**WHAT YOU HAVE TO DO:**
Send each entry back exactly as given, pictures excluded.

**AVAILABLE DATA:**

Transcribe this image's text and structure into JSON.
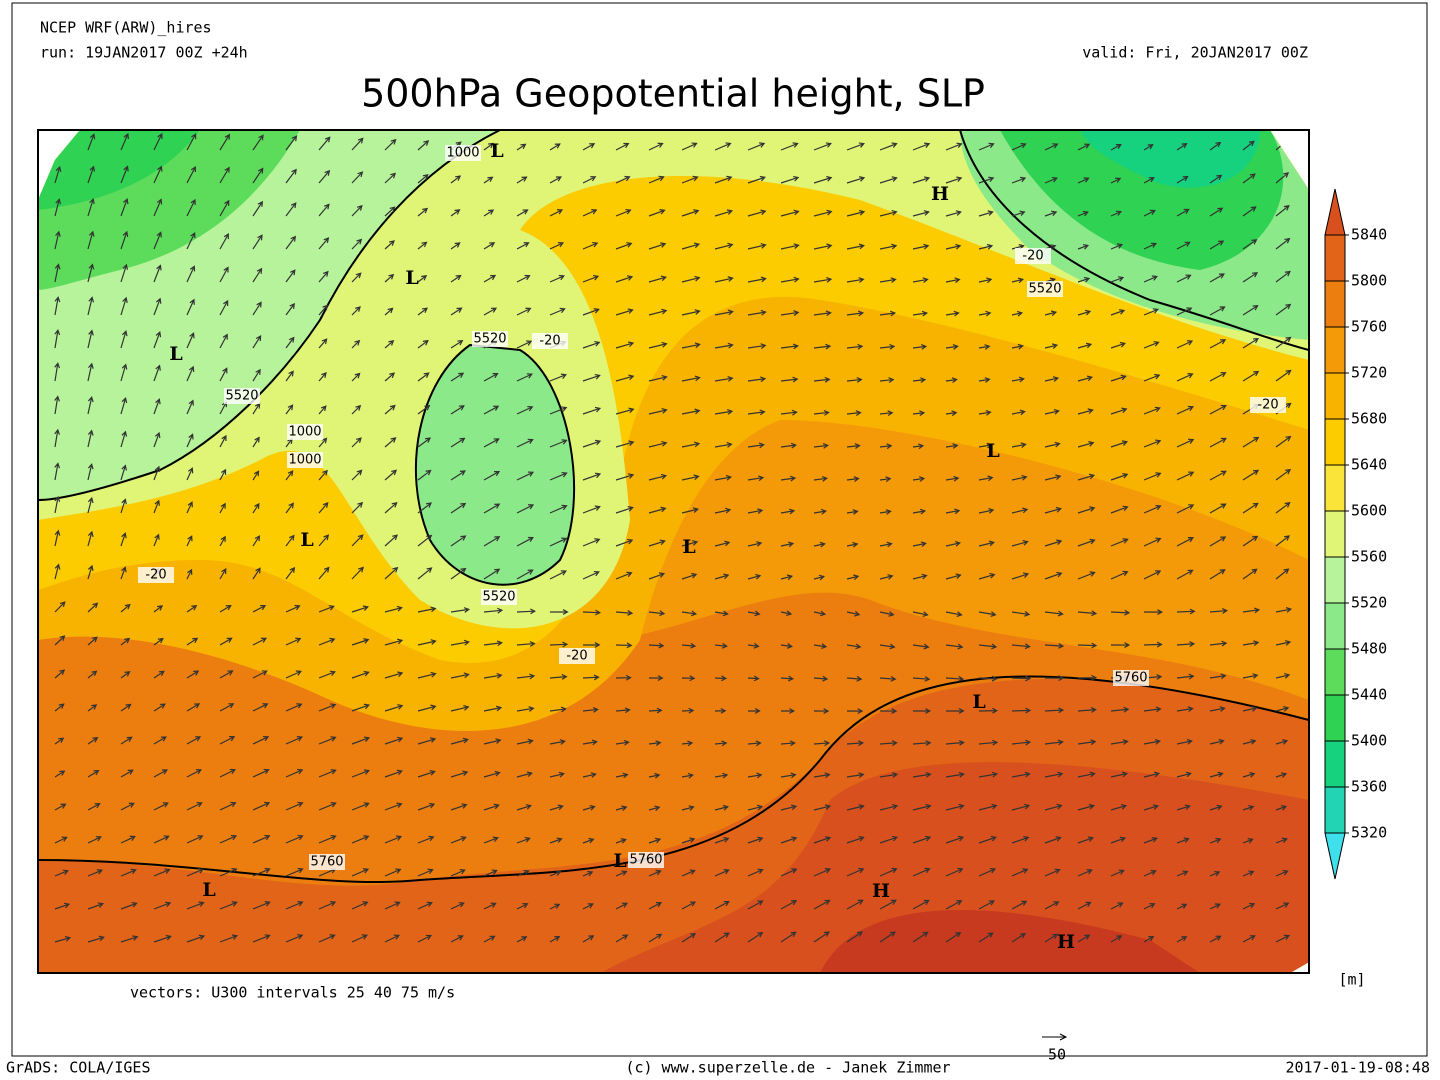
{
  "header": {
    "model": "NCEP WRF(ARW)_hires",
    "run": "run: 19JAN2017 00Z +24h",
    "valid": "valid: Fri, 20JAN2017 00Z",
    "title": "500hPa Geopotential height, SLP"
  },
  "colorbar": {
    "levels": [
      5320,
      5360,
      5400,
      5440,
      5480,
      5520,
      5560,
      5600,
      5640,
      5680,
      5720,
      5760,
      5800,
      5840
    ],
    "colors": [
      "#3ee0ec",
      "#22d4b4",
      "#16d27e",
      "#2fd252",
      "#5ddc5c",
      "#8ce98a",
      "#b6f39a",
      "#e0f576",
      "#fbe43a",
      "#fccb00",
      "#f8b200",
      "#f49a08",
      "#ec7e10",
      "#e26418",
      "#d8501e",
      "#c83a20"
    ],
    "unit": "[m]"
  },
  "map_labels": [
    "L",
    "1000",
    "H",
    "-20",
    "5520",
    "L",
    "5520",
    "-20",
    "L",
    "5520",
    "-20",
    "1000",
    "1000",
    "L",
    "L",
    "L",
    "-20",
    "5520",
    "-20",
    "5760",
    "L",
    "5760",
    "L",
    "5760",
    "L",
    "H",
    "H"
  ],
  "footer": {
    "vectors": "vectors: U300 intervals 25 40 75 m/s",
    "grads": "GrADS: COLA/IGES",
    "credit": "(c) www.superzelle.de - Janek Zimmer",
    "ref_vector": "50",
    "timestamp": "2017-01-19-08:48"
  }
}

**WORKED ANSWER:**
Transcribe this image's text and structure into JSON.
{
  "header": {
    "model": "NCEP WRF(ARW)_hires",
    "run": "run: 19JAN2017 00Z +24h",
    "valid": "valid: Fri, 20JAN2017 00Z",
    "title": "500hPa Geopotential height, SLP"
  },
  "colorbar": {
    "levels": [
      5320,
      5360,
      5400,
      5440,
      5480,
      5520,
      5560,
      5600,
      5640,
      5680,
      5720,
      5760,
      5800,
      5840
    ],
    "colors": [
      "#3ee0ec",
      "#22d4b4",
      "#16d27e",
      "#2fd252",
      "#5ddc5c",
      "#8ce98a",
      "#b6f39a",
      "#e0f576",
      "#fbe43a",
      "#fccb00",
      "#f8b200",
      "#f49a08",
      "#ec7e10",
      "#e26418",
      "#d8501e",
      "#c83a20"
    ],
    "unit": "[m]"
  },
  "map_labels": [
    "L",
    "1000",
    "H",
    "-20",
    "5520",
    "L",
    "5520",
    "-20",
    "L",
    "5520",
    "-20",
    "1000",
    "1000",
    "L",
    "L",
    "L",
    "-20",
    "5520",
    "-20",
    "5760",
    "L",
    "5760",
    "L",
    "5760",
    "L",
    "H",
    "H"
  ],
  "footer": {
    "vectors": "vectors: U300 intervals 25 40 75 m/s",
    "grads": "GrADS: COLA/IGES",
    "credit": "(c) www.superzelle.de - Janek Zimmer",
    "ref_vector": "50",
    "timestamp": "2017-01-19-08:48"
  }
}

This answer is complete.